> [Written exercise] Your task is to repeat the entries exactly. Leave the pictures out.

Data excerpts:
:::::
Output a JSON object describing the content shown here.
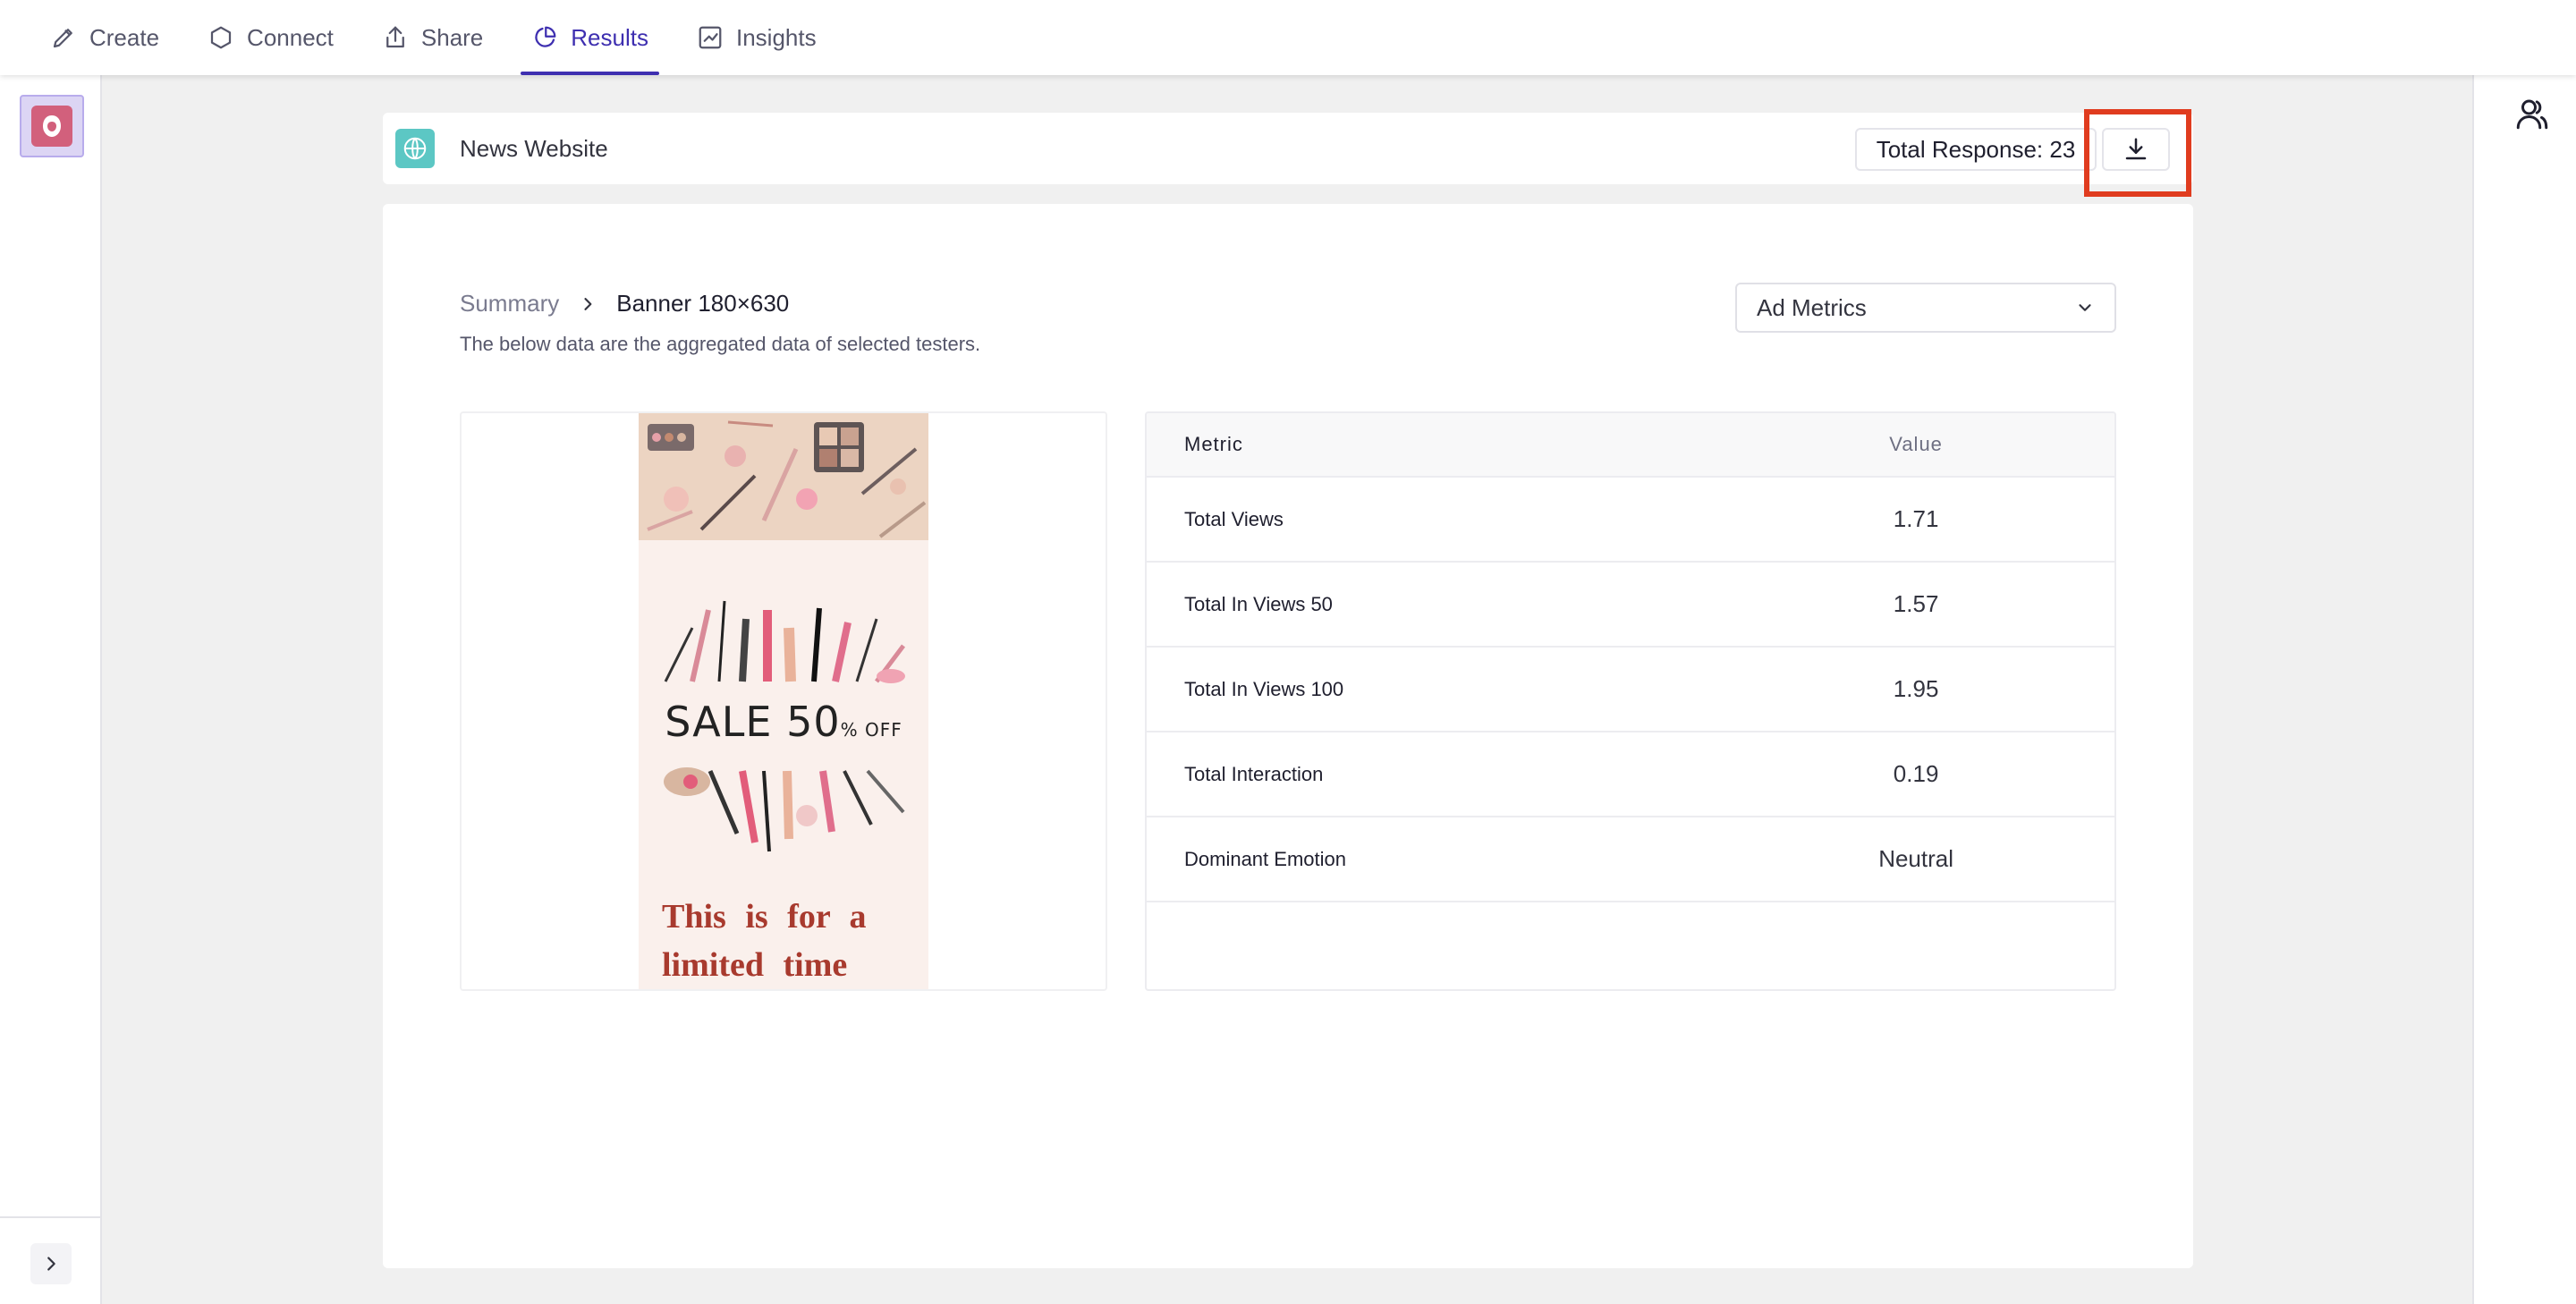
{
  "nav": {
    "tabs": [
      {
        "label": "Create",
        "icon": "pencil-icon"
      },
      {
        "label": "Connect",
        "icon": "hexagon-icon"
      },
      {
        "label": "Share",
        "icon": "share-upload-icon"
      },
      {
        "label": "Results",
        "icon": "pie-chart-icon",
        "active": true
      },
      {
        "label": "Insights",
        "icon": "line-chart-icon"
      }
    ],
    "accent": "#3e2fb0"
  },
  "header": {
    "site_name": "News Website",
    "total_response": "Total Response: 23",
    "download_icon": "download-icon",
    "highlight_color": "#e03c1f"
  },
  "main": {
    "breadcrumb": {
      "parent": "Summary",
      "current": "Banner 180×630"
    },
    "subtitle": "The below data are the aggregated data of selected testers.",
    "dropdown": {
      "selected": "Ad Metrics"
    },
    "banner": {
      "sale_text": "SALE 50",
      "sale_suffix": "% OFF",
      "tagline_line1": "This is for a",
      "tagline_line2": "limited time"
    },
    "table": {
      "headers": [
        "Metric",
        "Value"
      ],
      "rows": [
        {
          "metric": "Total Views",
          "value": "1.71"
        },
        {
          "metric": "Total In Views 50",
          "value": "1.57"
        },
        {
          "metric": "Total In Views 100",
          "value": "1.95"
        },
        {
          "metric": "Total Interaction",
          "value": "0.19"
        },
        {
          "metric": "Dominant Emotion",
          "value": "Neutral"
        }
      ]
    }
  }
}
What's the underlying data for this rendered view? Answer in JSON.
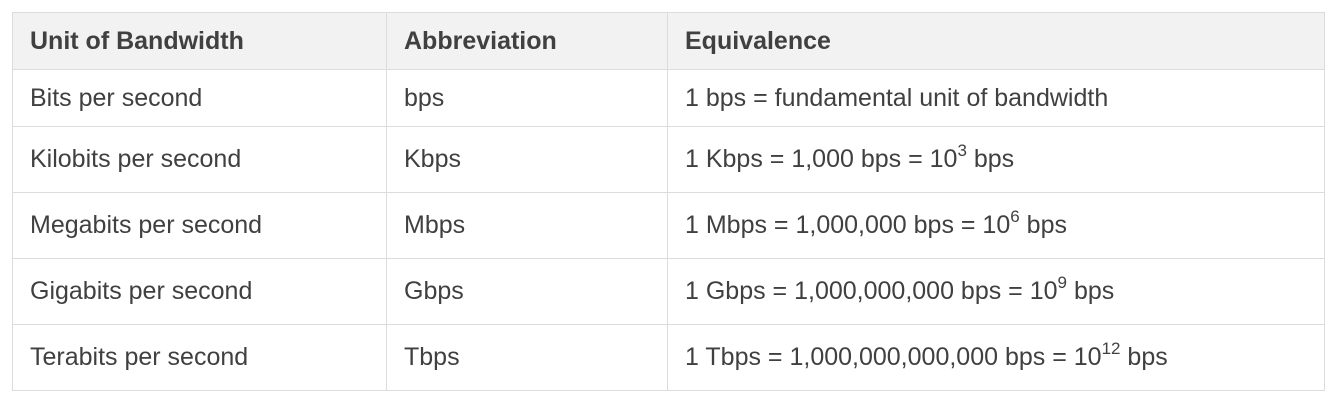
{
  "table": {
    "headers": [
      "Unit of Bandwidth",
      "Abbreviation",
      "Equivalence"
    ],
    "rows": [
      {
        "unit": "Bits per second",
        "abbr": "bps",
        "eq_main": "1 bps = fundamental unit of bandwidth",
        "eq_exp": "",
        "eq_tail": ""
      },
      {
        "unit": "Kilobits per second",
        "abbr": "Kbps",
        "eq_main": "1 Kbps = 1,000 bps = 10",
        "eq_exp": "3",
        "eq_tail": " bps"
      },
      {
        "unit": "Megabits per second",
        "abbr": "Mbps",
        "eq_main": "1 Mbps = 1,000,000 bps = 10",
        "eq_exp": "6",
        "eq_tail": " bps"
      },
      {
        "unit": "Gigabits per second",
        "abbr": "Gbps",
        "eq_main": "1 Gbps = 1,000,000,000 bps = 10",
        "eq_exp": "9",
        "eq_tail": " bps"
      },
      {
        "unit": "Terabits per second",
        "abbr": "Tbps",
        "eq_main": "1 Tbps = 1,000,000,000,000 bps = 10",
        "eq_exp": "12",
        "eq_tail": " bps"
      }
    ]
  }
}
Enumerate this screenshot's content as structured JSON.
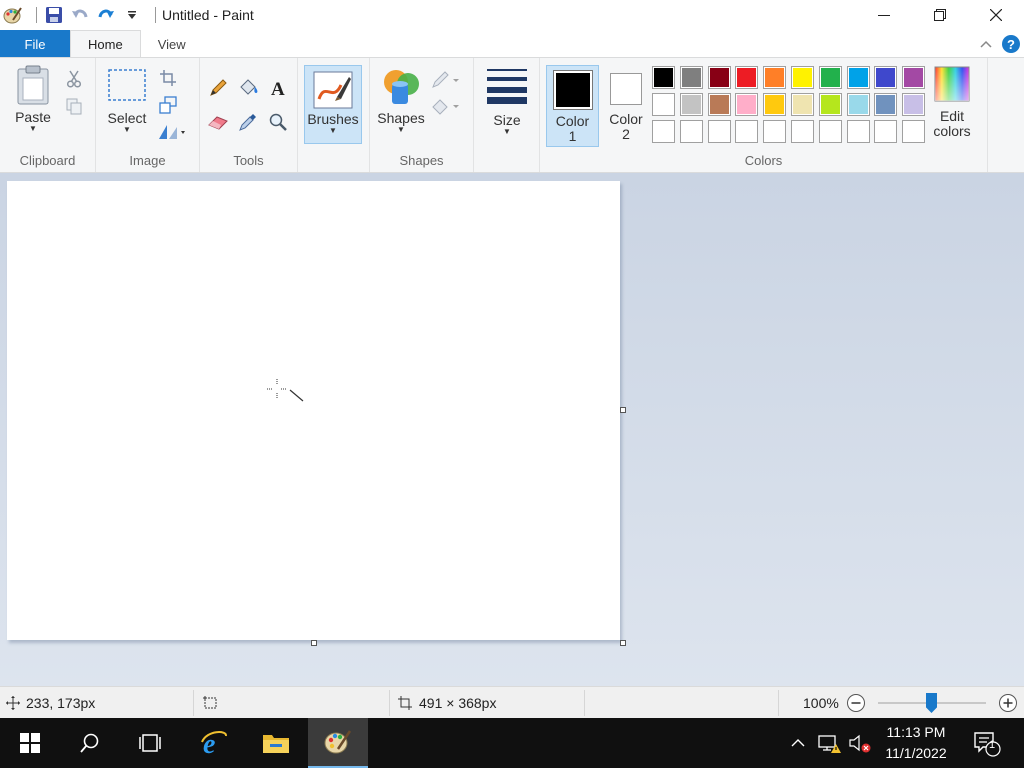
{
  "window": {
    "title": "Untitled - Paint"
  },
  "tabs": {
    "file": "File",
    "home": "Home",
    "view": "View"
  },
  "ribbon": {
    "clipboard": {
      "label": "Clipboard",
      "paste": "Paste"
    },
    "image": {
      "label": "Image",
      "select": "Select"
    },
    "tools": {
      "label": "Tools"
    },
    "brushes": "Brushes",
    "shapes": {
      "label": "Shapes",
      "button": "Shapes"
    },
    "size": "Size",
    "colors": {
      "label": "Colors",
      "color1_line1": "Color",
      "color1_line2": "1",
      "color2_line1": "Color",
      "color2_line2": "2",
      "edit_line1": "Edit",
      "edit_line2": "colors",
      "color1_value": "#000000",
      "color2_value": "#ffffff",
      "palette_row1": [
        "#000000",
        "#7f7f7f",
        "#880015",
        "#ed1c24",
        "#ff7f27",
        "#fff200",
        "#22b14c",
        "#00a2e8",
        "#3f48cc",
        "#a349a4"
      ],
      "palette_row2": [
        "#ffffff",
        "#c3c3c3",
        "#b97a57",
        "#ffaec9",
        "#ffc90e",
        "#efe4b0",
        "#b5e61d",
        "#99d9ea",
        "#7092be",
        "#c8bfe7"
      ]
    }
  },
  "status": {
    "cursor_pos": "233, 173px",
    "canvas_size": "491 × 368px",
    "zoom": "100%"
  },
  "taskbar": {
    "time": "11:13 PM",
    "date": "11/1/2022",
    "notifications": "1"
  }
}
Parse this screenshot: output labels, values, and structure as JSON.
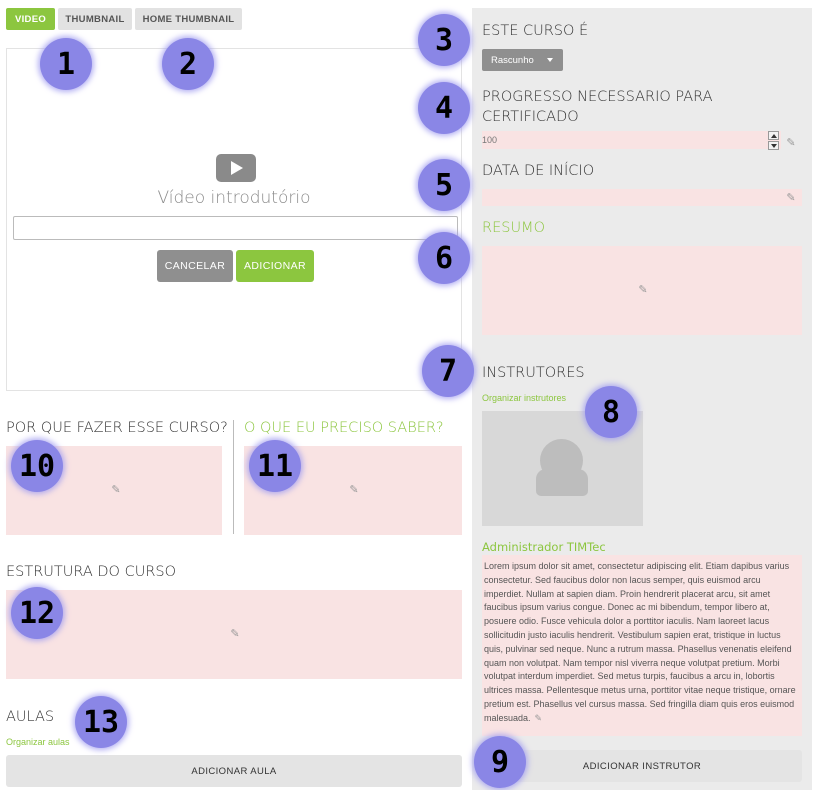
{
  "tabs": [
    {
      "label": "VIDEO",
      "active": true
    },
    {
      "label": "THUMBNAIL",
      "active": false
    },
    {
      "label": "HOME THUMBNAIL",
      "active": false
    }
  ],
  "video": {
    "title": "Vídeo introdutório",
    "input_value": "",
    "cancel_label": "CANCELAR",
    "add_label": "ADICIONAR"
  },
  "main": {
    "why_title": "POR QUE FAZER ESSE CURSO?",
    "requirements_title": "O QUE EU PRECISO SABER?",
    "structure_title": "ESTRUTURA DO CURSO",
    "lessons_title": "AULAS",
    "organize_lessons": "Organizar aulas",
    "add_lesson": "ADICIONAR AULA"
  },
  "sidebar": {
    "status_title": "ESTE CURSO É",
    "status_value": "Rascunho",
    "progress_title": "PROGRESSO NECESSARIO PARA CERTIFICADO",
    "progress_value": "100",
    "start_date_title": "DATA DE INÍCIO",
    "summary_title": "RESUMO",
    "instructors_title": "INSTRUTORES",
    "organize_instructors": "Organizar instrutores",
    "instructor_name": "Administrador TIMTec",
    "instructor_bio": "Lorem ipsum dolor sit amet, consectetur adipiscing elit. Etiam dapibus varius consectetur. Sed faucibus dolor non lacus semper, quis euismod arcu imperdiet. Nullam at sapien diam. Proin hendrerit placerat arcu, sit amet faucibus ipsum varius congue. Donec ac mi bibendum, tempor libero at, posuere odio. Fusce vehicula dolor a porttitor iaculis. Nam laoreet lacus sollicitudin justo iaculis hendrerit. Vestibulum sapien erat, tristique in luctus quis, pulvinar sed neque. Nunc a rutrum massa. Phasellus venenatis eleifend quam non volutpat. Nam tempor nisl viverra neque volutpat pretium. Morbi volutpat interdum imperdiet. Sed metus turpis, faucibus a arcu in, lobortis ultrices massa. Pellentesque metus urna, porttitor vitae neque tristique, ornare pretium est. Phasellus vel cursus massa. Sed fringilla diam quis eros euismod malesuada.",
    "add_instructor": "ADICIONAR INSTRUTOR"
  },
  "markers": [
    "1",
    "2",
    "3",
    "4",
    "5",
    "6",
    "7",
    "8",
    "9",
    "10",
    "11",
    "12",
    "13"
  ],
  "colors": {
    "accent": "#8cc63f",
    "editable_bg": "#f9e3e3",
    "marker": "#8a86e6",
    "sidebar_bg": "#ebebeb"
  },
  "icons": [
    "play-icon",
    "pencil-icon",
    "user-placeholder-icon",
    "caret-down-icon",
    "spinner-up-icon",
    "spinner-down-icon"
  ]
}
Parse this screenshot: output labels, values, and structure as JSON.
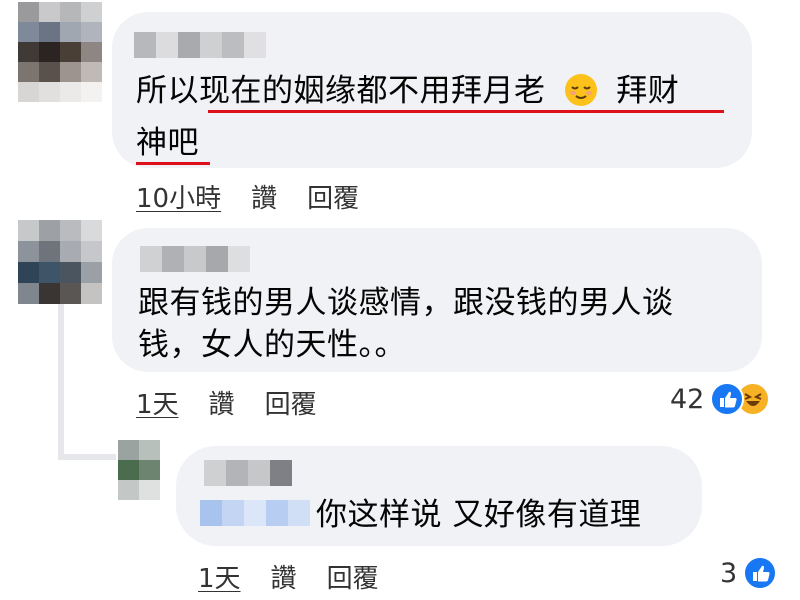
:::::
> [Solution]
Output a JSON object describing the content shown here.
{
  "nav": {
    "tabs": [
      {
        "label": "Create",
        "icon": "pencil-icon"
      },
      {
        "label": "Connect",
        "icon": "hexagon-icon"
      },
      {
        "label": "Share",
        "icon": "share-upload-icon"
      },
      {
        "label": "Results",
        "icon": "pie-chart-icon",
        "active": true
      },
      {
        "label": "Insights",
        "icon": "line-chart-icon"
      }
    ],
    "accent": "#3e2fb0"
  },
  "header": {
    "site_name": "News Website",
    "total_response": "Total Response: 23",
    "download_icon": "download-icon",
    "highlight_color": "#e03c1f"
  },
  "main": {
    "breadcrumb": {
      "parent": "Summary",
      "current": "Banner 180×630"
    },
    "subtitle": "The below data are the aggregated data of selected testers.",
    "dropdown": {
      "selected": "Ad Metrics"
    },
    "banner": {
      "sale_text": "SALE 50",
      "sale_suffix": "% OFF",
      "tagline_line1": "This is for a",
      "tagline_line2": "limited time"
    },
    "table": {
      "headers": [
        "Metric",
        "Value"
      ],
      "rows": [
        {
          "metric": "Total Views",
          "value": "1.71"
        },
        {
          "metric": "Total In Views 50",
          "value": "1.57"
        },
        {
          "metric": "Total In Views 100",
          "value": "1.95"
        },
        {
          "metric": "Total Interaction",
          "value": "0.19"
        },
        {
          "metric": "Dominant Emotion",
          "value": "Neutral"
        }
      ]
    }
  }
}
What's the underlying data for this rendered view? Answer in JSON.
{
  "table": {
    "headers": [
      "Unit of Bandwidth",
      "Abbreviation",
      "Equivalence"
    ],
    "rows": [
      {
        "unit": "Bits per second",
        "abbr": "bps",
        "eq_main": "1 bps = fundamental unit of bandwidth",
        "eq_exp": "",
        "eq_tail": ""
      },
      {
        "unit": "Kilobits per second",
        "abbr": "Kbps",
        "eq_main": "1 Kbps = 1,000 bps = 10",
        "eq_exp": "3",
        "eq_tail": " bps"
      },
      {
        "unit": "Megabits per second",
        "abbr": "Mbps",
        "eq_main": "1 Mbps = 1,000,000 bps = 10",
        "eq_exp": "6",
        "eq_tail": " bps"
      },
      {
        "unit": "Gigabits per second",
        "abbr": "Gbps",
        "eq_main": "1 Gbps = 1,000,000,000 bps = 10",
        "eq_exp": "9",
        "eq_tail": " bps"
      },
      {
        "unit": "Terabits per second",
        "abbr": "Tbps",
        "eq_main": "1 Tbps = 1,000,000,000,000 bps = 10",
        "eq_exp": "12",
        "eq_tail": " bps"
      }
    ]
  }
}
Enumerate this screenshot's content as structured JSON.
{
  "window": {
    "title": "Untitled - Paint"
  },
  "tabs": {
    "file": "File",
    "home": "Home",
    "view": "View"
  },
  "ribbon": {
    "clipboard": {
      "label": "Clipboard",
      "paste": "Paste"
    },
    "image": {
      "label": "Image",
      "select": "Select"
    },
    "tools": {
      "label": "Tools"
    },
    "brushes": "Brushes",
    "shapes": {
      "label": "Shapes",
      "button": "Shapes"
    },
    "size": "Size",
    "colors": {
      "label": "Colors",
      "color1_line1": "Color",
      "color1_line2": "1",
      "color2_line1": "Color",
      "color2_line2": "2",
      "edit_line1": "Edit",
      "edit_line2": "colors",
      "color1_value": "#000000",
      "color2_value": "#ffffff",
      "palette_row1": [
        "#000000",
        "#7f7f7f",
        "#880015",
        "#ed1c24",
        "#ff7f27",
        "#fff200",
        "#22b14c",
        "#00a2e8",
        "#3f48cc",
        "#a349a4"
      ],
      "palette_row2": [
        "#ffffff",
        "#c3c3c3",
        "#b97a57",
        "#ffaec9",
        "#ffc90e",
        "#efe4b0",
        "#b5e61d",
        "#99d9ea",
        "#7092be",
        "#c8bfe7"
      ]
    }
  },
  "status": {
    "cursor_pos": "233, 173px",
    "canvas_size": "491 × 368px",
    "zoom": "100%"
  },
  "taskbar": {
    "time": "11:13 PM",
    "date": "11/1/2022",
    "notifications": "1"
  }
}
Parse this screenshot: output labels, values, and structure as JSON.
{
  "tabs": [
    {
      "label": "VIDEO",
      "active": true
    },
    {
      "label": "THUMBNAIL",
      "active": false
    },
    {
      "label": "HOME THUMBNAIL",
      "active": false
    }
  ],
  "video": {
    "title": "Vídeo introdutório",
    "input_value": "",
    "cancel_label": "CANCELAR",
    "add_label": "ADICIONAR"
  },
  "main": {
    "why_title": "POR QUE FAZER ESSE CURSO?",
    "requirements_title": "O QUE EU PRECISO SABER?",
    "structure_title": "ESTRUTURA DO CURSO",
    "lessons_title": "AULAS",
    "organize_lessons": "Organizar aulas",
    "add_lesson": "ADICIONAR AULA"
  },
  "sidebar": {
    "status_title": "ESTE CURSO É",
    "status_value": "Rascunho",
    "progress_title": "PROGRESSO NECESSARIO PARA CERTIFICADO",
    "progress_value": "100",
    "start_date_title": "DATA DE INÍCIO",
    "summary_title": "RESUMO",
    "instructors_title": "INSTRUTORES",
    "organize_instructors": "Organizar instrutores",
    "instructor_name": "Administrador TIMTec",
    "instructor_bio": "Lorem ipsum dolor sit amet, consectetur adipiscing elit. Etiam dapibus varius consectetur. Sed faucibus dolor non lacus semper, quis euismod arcu imperdiet. Nullam at sapien diam. Proin hendrerit placerat arcu, sit amet faucibus ipsum varius congue. Donec ac mi bibendum, tempor libero at, posuere odio. Fusce vehicula dolor a porttitor iaculis. Nam laoreet lacus sollicitudin justo iaculis hendrerit. Vestibulum sapien erat, tristique in luctus quis, pulvinar sed neque. Nunc a rutrum massa. Phasellus venenatis eleifend quam non volutpat. Nam tempor nisl viverra neque volutpat pretium. Morbi volutpat interdum imperdiet. Sed metus turpis, faucibus a arcu in, lobortis ultrices massa. Pellentesque metus urna, porttitor vitae neque tristique, ornare pretium est. Phasellus vel cursus massa. Sed fringilla diam quis eros euismod malesuada.",
    "add_instructor": "ADICIONAR INSTRUTOR"
  },
  "markers": [
    "1",
    "2",
    "3",
    "4",
    "5",
    "6",
    "7",
    "8",
    "9",
    "10",
    "11",
    "12",
    "13"
  ],
  "colors": {
    "accent": "#8cc63f",
    "editable_bg": "#f9e3e3",
    "marker": "#8a86e6",
    "sidebar_bg": "#ebebeb"
  },
  "icons": [
    "play-icon",
    "pencil-icon",
    "user-placeholder-icon",
    "caret-down-icon",
    "spinner-up-icon",
    "spinner-down-icon"
  ]
}
Parse this screenshot: output labels, values, and structure as JSON.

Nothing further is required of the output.